Every entry that follows needs to be repeated exactly.

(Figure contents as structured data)

________________

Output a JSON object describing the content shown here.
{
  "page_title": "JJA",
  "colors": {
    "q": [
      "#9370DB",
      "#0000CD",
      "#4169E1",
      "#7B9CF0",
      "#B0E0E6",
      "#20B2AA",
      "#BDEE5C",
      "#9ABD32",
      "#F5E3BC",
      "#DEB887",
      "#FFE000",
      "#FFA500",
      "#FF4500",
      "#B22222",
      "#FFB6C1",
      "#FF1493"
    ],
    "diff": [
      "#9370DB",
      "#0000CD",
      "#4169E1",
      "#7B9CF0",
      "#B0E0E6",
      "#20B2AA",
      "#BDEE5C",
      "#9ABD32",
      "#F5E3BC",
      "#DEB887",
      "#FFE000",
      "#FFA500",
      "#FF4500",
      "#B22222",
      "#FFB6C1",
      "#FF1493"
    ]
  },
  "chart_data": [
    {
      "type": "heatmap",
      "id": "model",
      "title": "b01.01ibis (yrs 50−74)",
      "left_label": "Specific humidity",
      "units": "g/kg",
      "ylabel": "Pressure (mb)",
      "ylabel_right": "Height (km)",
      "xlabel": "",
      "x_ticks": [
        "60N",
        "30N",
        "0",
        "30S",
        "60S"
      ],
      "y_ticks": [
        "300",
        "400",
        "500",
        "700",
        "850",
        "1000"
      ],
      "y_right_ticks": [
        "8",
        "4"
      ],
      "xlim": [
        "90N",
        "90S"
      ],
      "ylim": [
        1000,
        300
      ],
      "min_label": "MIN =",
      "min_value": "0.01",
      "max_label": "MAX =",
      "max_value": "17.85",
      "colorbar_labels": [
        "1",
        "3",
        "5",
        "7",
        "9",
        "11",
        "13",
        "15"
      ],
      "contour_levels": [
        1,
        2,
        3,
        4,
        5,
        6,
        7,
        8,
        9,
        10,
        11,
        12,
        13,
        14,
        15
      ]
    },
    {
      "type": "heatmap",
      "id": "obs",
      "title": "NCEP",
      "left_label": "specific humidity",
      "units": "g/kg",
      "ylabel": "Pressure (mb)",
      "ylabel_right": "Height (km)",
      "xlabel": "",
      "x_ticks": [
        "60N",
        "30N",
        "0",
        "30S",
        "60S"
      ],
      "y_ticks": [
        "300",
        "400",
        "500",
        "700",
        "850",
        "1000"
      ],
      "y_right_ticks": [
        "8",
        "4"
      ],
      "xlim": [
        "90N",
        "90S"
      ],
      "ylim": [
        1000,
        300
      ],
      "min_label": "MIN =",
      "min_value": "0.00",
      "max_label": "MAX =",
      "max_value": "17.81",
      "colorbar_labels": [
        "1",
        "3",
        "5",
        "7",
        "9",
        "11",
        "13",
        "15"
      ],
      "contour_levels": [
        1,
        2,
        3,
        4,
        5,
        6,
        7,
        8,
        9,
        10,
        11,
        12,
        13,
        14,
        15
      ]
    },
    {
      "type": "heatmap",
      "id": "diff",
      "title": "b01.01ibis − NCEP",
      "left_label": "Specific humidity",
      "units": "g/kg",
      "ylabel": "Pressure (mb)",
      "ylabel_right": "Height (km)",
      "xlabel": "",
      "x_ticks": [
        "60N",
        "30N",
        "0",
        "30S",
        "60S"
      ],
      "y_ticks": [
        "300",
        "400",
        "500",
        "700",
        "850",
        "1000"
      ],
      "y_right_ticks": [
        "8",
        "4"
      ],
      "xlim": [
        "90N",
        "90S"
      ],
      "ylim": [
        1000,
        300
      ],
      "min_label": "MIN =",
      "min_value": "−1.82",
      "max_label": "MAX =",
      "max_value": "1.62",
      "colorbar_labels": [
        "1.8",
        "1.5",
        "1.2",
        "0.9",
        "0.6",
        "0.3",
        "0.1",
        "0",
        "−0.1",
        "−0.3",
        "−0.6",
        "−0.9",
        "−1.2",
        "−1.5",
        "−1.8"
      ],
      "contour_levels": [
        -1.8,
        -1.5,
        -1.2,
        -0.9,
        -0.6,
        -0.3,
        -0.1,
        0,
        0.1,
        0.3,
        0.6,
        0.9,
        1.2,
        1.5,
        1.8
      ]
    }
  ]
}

________________

REPLY TO THE TASK -
Output a JSON object describing the content shown here.
{
  "page_title": "JJA",
  "colors": {
    "q": [
      "#9370DB",
      "#0000CD",
      "#4169E1",
      "#7B9CF0",
      "#B0E0E6",
      "#20B2AA",
      "#BDEE5C",
      "#9ABD32",
      "#F5E3BC",
      "#DEB887",
      "#FFE000",
      "#FFA500",
      "#FF4500",
      "#B22222",
      "#FFB6C1",
      "#FF1493"
    ],
    "diff": [
      "#9370DB",
      "#0000CD",
      "#4169E1",
      "#7B9CF0",
      "#B0E0E6",
      "#20B2AA",
      "#BDEE5C",
      "#9ABD32",
      "#F5E3BC",
      "#DEB887",
      "#FFE000",
      "#FFA500",
      "#FF4500",
      "#B22222",
      "#FFB6C1",
      "#FF1493"
    ]
  },
  "chart_data": [
    {
      "type": "heatmap",
      "id": "model",
      "title": "b01.01ibis (yrs 50−74)",
      "left_label": "Specific humidity",
      "units": "g/kg",
      "ylabel": "Pressure (mb)",
      "ylabel_right": "Height (km)",
      "xlabel": "",
      "x_ticks": [
        "60N",
        "30N",
        "0",
        "30S",
        "60S"
      ],
      "y_ticks": [
        "300",
        "400",
        "500",
        "700",
        "850",
        "1000"
      ],
      "y_right_ticks": [
        "8",
        "4"
      ],
      "xlim": [
        "90N",
        "90S"
      ],
      "ylim": [
        1000,
        300
      ],
      "min_label": "MIN =",
      "min_value": "0.01",
      "max_label": "MAX =",
      "max_value": "17.85",
      "colorbar_labels": [
        "1",
        "3",
        "5",
        "7",
        "9",
        "11",
        "13",
        "15"
      ],
      "contour_levels": [
        1,
        2,
        3,
        4,
        5,
        6,
        7,
        8,
        9,
        10,
        11,
        12,
        13,
        14,
        15
      ]
    },
    {
      "type": "heatmap",
      "id": "obs",
      "title": "NCEP",
      "left_label": "specific humidity",
      "units": "g/kg",
      "ylabel": "Pressure (mb)",
      "ylabel_right": "Height (km)",
      "xlabel": "",
      "x_ticks": [
        "60N",
        "30N",
        "0",
        "30S",
        "60S"
      ],
      "y_ticks": [
        "300",
        "400",
        "500",
        "700",
        "850",
        "1000"
      ],
      "y_right_ticks": [
        "8",
        "4"
      ],
      "xlim": [
        "90N",
        "90S"
      ],
      "ylim": [
        1000,
        300
      ],
      "min_label": "MIN =",
      "min_value": "0.00",
      "max_label": "MAX =",
      "max_value": "17.81",
      "colorbar_labels": [
        "1",
        "3",
        "5",
        "7",
        "9",
        "11",
        "13",
        "15"
      ],
      "contour_levels": [
        1,
        2,
        3,
        4,
        5,
        6,
        7,
        8,
        9,
        10,
        11,
        12,
        13,
        14,
        15
      ]
    },
    {
      "type": "heatmap",
      "id": "diff",
      "title": "b01.01ibis − NCEP",
      "left_label": "Specific humidity",
      "units": "g/kg",
      "ylabel": "Pressure (mb)",
      "ylabel_right": "Height (km)",
      "xlabel": "",
      "x_ticks": [
        "60N",
        "30N",
        "0",
        "30S",
        "60S"
      ],
      "y_ticks": [
        "300",
        "400",
        "500",
        "700",
        "850",
        "1000"
      ],
      "y_right_ticks": [
        "8",
        "4"
      ],
      "xlim": [
        "90N",
        "90S"
      ],
      "ylim": [
        1000,
        300
      ],
      "min_label": "MIN =",
      "min_value": "−1.82",
      "max_label": "MAX =",
      "max_value": "1.62",
      "colorbar_labels": [
        "1.8",
        "1.5",
        "1.2",
        "0.9",
        "0.6",
        "0.3",
        "0.1",
        "0",
        "−0.1",
        "−0.3",
        "−0.6",
        "−0.9",
        "−1.2",
        "−1.5",
        "−1.8"
      ],
      "contour_levels": [
        -1.8,
        -1.5,
        -1.2,
        -0.9,
        -0.6,
        -0.3,
        -0.1,
        0,
        0.1,
        0.3,
        0.6,
        0.9,
        1.2,
        1.5,
        1.8
      ]
    }
  ]
}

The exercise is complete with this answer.